── MATERIAL FOR THIS TASK ──

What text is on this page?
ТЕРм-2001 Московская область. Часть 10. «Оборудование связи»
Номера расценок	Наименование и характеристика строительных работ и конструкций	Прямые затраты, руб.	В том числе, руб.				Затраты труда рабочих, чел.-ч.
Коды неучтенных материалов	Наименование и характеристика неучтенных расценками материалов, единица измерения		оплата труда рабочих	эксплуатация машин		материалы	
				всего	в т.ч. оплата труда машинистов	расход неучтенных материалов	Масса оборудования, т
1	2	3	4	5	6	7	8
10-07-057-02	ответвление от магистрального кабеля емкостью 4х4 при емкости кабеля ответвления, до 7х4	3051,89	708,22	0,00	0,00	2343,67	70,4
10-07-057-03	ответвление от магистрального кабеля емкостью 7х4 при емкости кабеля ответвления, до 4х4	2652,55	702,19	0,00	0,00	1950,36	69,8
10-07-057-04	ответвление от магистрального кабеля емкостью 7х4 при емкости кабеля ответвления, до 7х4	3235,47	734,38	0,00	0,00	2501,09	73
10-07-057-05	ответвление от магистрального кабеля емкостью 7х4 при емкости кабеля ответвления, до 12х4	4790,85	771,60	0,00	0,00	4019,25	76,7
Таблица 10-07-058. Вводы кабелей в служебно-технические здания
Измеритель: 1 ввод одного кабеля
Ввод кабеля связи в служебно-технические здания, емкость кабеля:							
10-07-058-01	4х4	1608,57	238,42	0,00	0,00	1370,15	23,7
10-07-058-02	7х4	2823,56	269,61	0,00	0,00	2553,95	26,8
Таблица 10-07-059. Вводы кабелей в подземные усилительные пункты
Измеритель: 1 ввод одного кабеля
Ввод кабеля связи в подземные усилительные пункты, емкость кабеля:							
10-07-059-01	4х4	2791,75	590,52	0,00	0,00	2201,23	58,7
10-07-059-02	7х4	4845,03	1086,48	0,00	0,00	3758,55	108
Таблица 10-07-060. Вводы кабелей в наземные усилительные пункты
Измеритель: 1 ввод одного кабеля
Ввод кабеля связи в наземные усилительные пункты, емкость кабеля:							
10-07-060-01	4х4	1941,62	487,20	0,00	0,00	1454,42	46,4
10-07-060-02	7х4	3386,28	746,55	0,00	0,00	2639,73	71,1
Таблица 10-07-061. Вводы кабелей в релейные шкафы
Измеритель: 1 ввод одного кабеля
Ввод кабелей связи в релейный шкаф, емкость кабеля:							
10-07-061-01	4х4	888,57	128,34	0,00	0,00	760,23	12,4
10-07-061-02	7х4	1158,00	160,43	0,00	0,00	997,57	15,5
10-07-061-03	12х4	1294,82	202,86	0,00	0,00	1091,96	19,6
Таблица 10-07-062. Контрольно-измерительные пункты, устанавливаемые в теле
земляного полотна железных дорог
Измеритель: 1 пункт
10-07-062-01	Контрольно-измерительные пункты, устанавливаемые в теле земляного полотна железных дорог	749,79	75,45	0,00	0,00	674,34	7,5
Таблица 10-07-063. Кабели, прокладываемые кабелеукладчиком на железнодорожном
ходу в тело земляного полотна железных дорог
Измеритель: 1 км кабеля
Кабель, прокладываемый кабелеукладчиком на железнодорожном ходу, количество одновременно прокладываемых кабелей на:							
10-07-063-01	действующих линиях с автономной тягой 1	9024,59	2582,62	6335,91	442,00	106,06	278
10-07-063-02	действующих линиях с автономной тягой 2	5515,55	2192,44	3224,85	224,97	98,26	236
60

───

> [AIM OF THE TASK]: Write out the entire listing exactly.

> [OUTPUT OF THE EXERCISE]:
What text is on this page?
ТЕРм-2001 Московская область. Часть 10. «Оборудование связи»
Номера расценок	Наименование и характеристика строительных работ и конструкций	Прямые затраты, руб.	В том числе, руб.				Затраты труда рабочих, чел.-ч.
Коды неучтенных материалов	Наименование и характеристика неучтенных расценками материалов, единица измерения		оплата труда рабочих	эксплуатация машин		материалы	
				всего	в т.ч. оплата труда машинистов	расход неучтенных материалов	Масса оборудования, т
1	2	3	4	5	6	7	8
10-07-057-02	ответвление от магистрального кабеля емкостью 4х4 при емкости кабеля ответвления, до 7х4	3051,89	708,22	0,00	0,00	2343,67	70,4
10-07-057-03	ответвление от магистрального кабеля емкостью 7х4 при емкости кабеля ответвления, до 4х4	2652,55	702,19	0,00	0,00	1950,36	69,8
10-07-057-04	ответвление от магистрального кабеля емкостью 7х4 при емкости кабеля ответвления, до 7х4	3235,47	734,38	0,00	0,00	2501,09	73
10-07-057-05	ответвление от магистрального кабеля емкостью 7х4 при емкости кабеля ответвления, до 12х4	4790,85	771,60	0,00	0,00	4019,25	76,7
Таблица 10-07-058. Вводы кабелей в служебно-технические здания
Измеритель: 1 ввод одного кабеля
Ввод кабеля связи в служебно-технические здания, емкость кабеля:							
10-07-058-01	4х4	1608,57	238,42	0,00	0,00	1370,15	23,7
10-07-058-02	7х4	2823,56	269,61	0,00	0,00	2553,95	26,8
Таблица 10-07-059. Вводы кабелей в подземные усилительные пункты
Измеритель: 1 ввод одного кабеля
Ввод кабеля связи в подземные усилительные пункты, емкость кабеля:							
10-07-059-01	4х4	2791,75	590,52	0,00	0,00	2201,23	58,7
10-07-059-02	7х4	4845,03	1086,48	0,00	0,00	3758,55	108
Таблица 10-07-060. Вводы кабелей в наземные усилительные пункты
Измеритель: 1 ввод одного кабеля
Ввод кабеля связи в наземные усилительные пункты, емкость кабеля:							
10-07-060-01	4х4	1941,62	487,20	0,00	0,00	1454,42	46,4
10-07-060-02	7х4	3386,28	746,55	0,00	0,00	2639,73	71,1
Таблица 10-07-061. Вводы кабелей в релейные шкафы
Измеритель: 1 ввод одного кабеля
Ввод кабелей связи в релейный шкаф, емкость кабеля:							
10-07-061-01	4х4	888,57	128,34	0,00	0,00	760,23	12,4
10-07-061-02	7х4	1158,00	160,43	0,00	0,00	997,57	15,5
10-07-061-03	12х4	1294,82	202,86	0,00	0,00	1091,96	19,6
Таблица 10-07-062. Контрольно-измерительные пункты, устанавливаемые в теле
земляного полотна железных дорог
Измеритель: 1 пункт
10-07-062-01	Контрольно-измерительные пункты, устанавливаемые в теле земляного полотна железных дорог	749,79	75,45	0,00	0,00	674,34	7,5
Таблица 10-07-063. Кабели, прокладываемые кабелеукладчиком на железнодорожном
ходу в тело земляного полотна железных дорог
Измеритель: 1 км кабеля
Кабель, прокладываемый кабелеукладчиком на железнодорожном ходу, количество одновременно прокладываемых кабелей на:							
10-07-063-01	действующих линиях с автономной тягой 1	9024,59	2582,62	6335,91	442,00	106,06	278
10-07-063-02	действующих линиях с автономной тягой 2	5515,55	2192,44	3224,85	224,97	98,26	236
60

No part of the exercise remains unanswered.